To be done
Restate the listing below word for word, omitting any images.

Dataset records
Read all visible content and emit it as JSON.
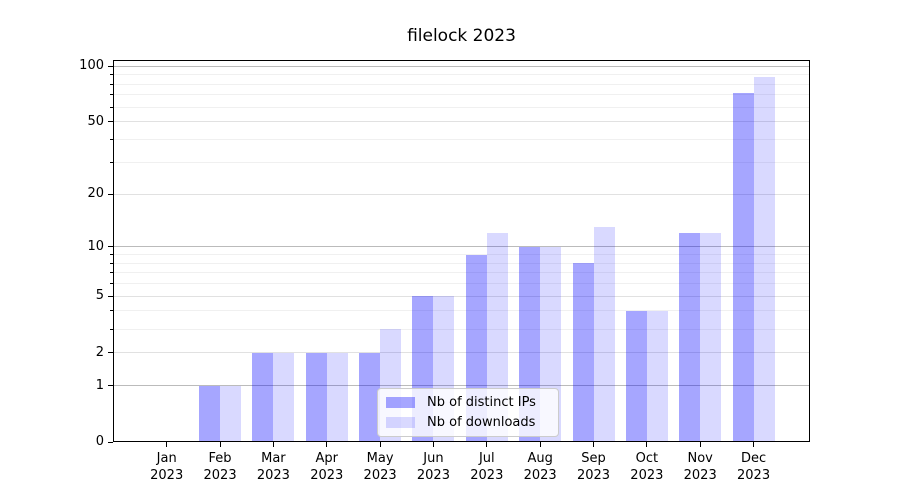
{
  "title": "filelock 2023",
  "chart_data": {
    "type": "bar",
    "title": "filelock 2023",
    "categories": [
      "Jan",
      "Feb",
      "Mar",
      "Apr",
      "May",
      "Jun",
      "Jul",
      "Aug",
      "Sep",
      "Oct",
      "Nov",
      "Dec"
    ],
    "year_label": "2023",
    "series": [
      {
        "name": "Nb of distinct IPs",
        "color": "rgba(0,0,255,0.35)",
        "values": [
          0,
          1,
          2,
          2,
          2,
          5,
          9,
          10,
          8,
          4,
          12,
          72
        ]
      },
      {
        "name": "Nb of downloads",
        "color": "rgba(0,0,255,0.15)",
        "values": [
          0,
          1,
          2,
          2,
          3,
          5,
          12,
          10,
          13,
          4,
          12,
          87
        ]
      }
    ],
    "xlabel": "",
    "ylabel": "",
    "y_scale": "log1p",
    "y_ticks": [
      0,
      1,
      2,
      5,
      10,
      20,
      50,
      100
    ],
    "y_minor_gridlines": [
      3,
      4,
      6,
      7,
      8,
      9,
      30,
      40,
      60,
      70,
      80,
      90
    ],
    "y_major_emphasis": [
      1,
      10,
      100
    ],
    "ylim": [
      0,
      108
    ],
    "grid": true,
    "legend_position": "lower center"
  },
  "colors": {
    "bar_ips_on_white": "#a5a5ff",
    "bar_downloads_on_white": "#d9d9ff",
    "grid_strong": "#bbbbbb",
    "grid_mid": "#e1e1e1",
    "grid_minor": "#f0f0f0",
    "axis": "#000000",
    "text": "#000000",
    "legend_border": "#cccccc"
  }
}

Response to the exercise
Read all visible content and emit it as JSON.
{
  "title": "filelock 2023",
  "chart_data": {
    "type": "bar",
    "title": "filelock 2023",
    "categories": [
      "Jan",
      "Feb",
      "Mar",
      "Apr",
      "May",
      "Jun",
      "Jul",
      "Aug",
      "Sep",
      "Oct",
      "Nov",
      "Dec"
    ],
    "year_label": "2023",
    "series": [
      {
        "name": "Nb of distinct IPs",
        "color": "rgba(0,0,255,0.35)",
        "values": [
          0,
          1,
          2,
          2,
          2,
          5,
          9,
          10,
          8,
          4,
          12,
          72
        ]
      },
      {
        "name": "Nb of downloads",
        "color": "rgba(0,0,255,0.15)",
        "values": [
          0,
          1,
          2,
          2,
          3,
          5,
          12,
          10,
          13,
          4,
          12,
          87
        ]
      }
    ],
    "xlabel": "",
    "ylabel": "",
    "y_scale": "log1p",
    "y_ticks": [
      0,
      1,
      2,
      5,
      10,
      20,
      50,
      100
    ],
    "y_minor_gridlines": [
      3,
      4,
      6,
      7,
      8,
      9,
      30,
      40,
      60,
      70,
      80,
      90
    ],
    "y_major_emphasis": [
      1,
      10,
      100
    ],
    "ylim": [
      0,
      108
    ],
    "grid": true,
    "legend_position": "lower center"
  },
  "colors": {
    "bar_ips_on_white": "#a5a5ff",
    "bar_downloads_on_white": "#d9d9ff",
    "grid_strong": "#bbbbbb",
    "grid_mid": "#e1e1e1",
    "grid_minor": "#f0f0f0",
    "axis": "#000000",
    "text": "#000000",
    "legend_border": "#cccccc"
  }
}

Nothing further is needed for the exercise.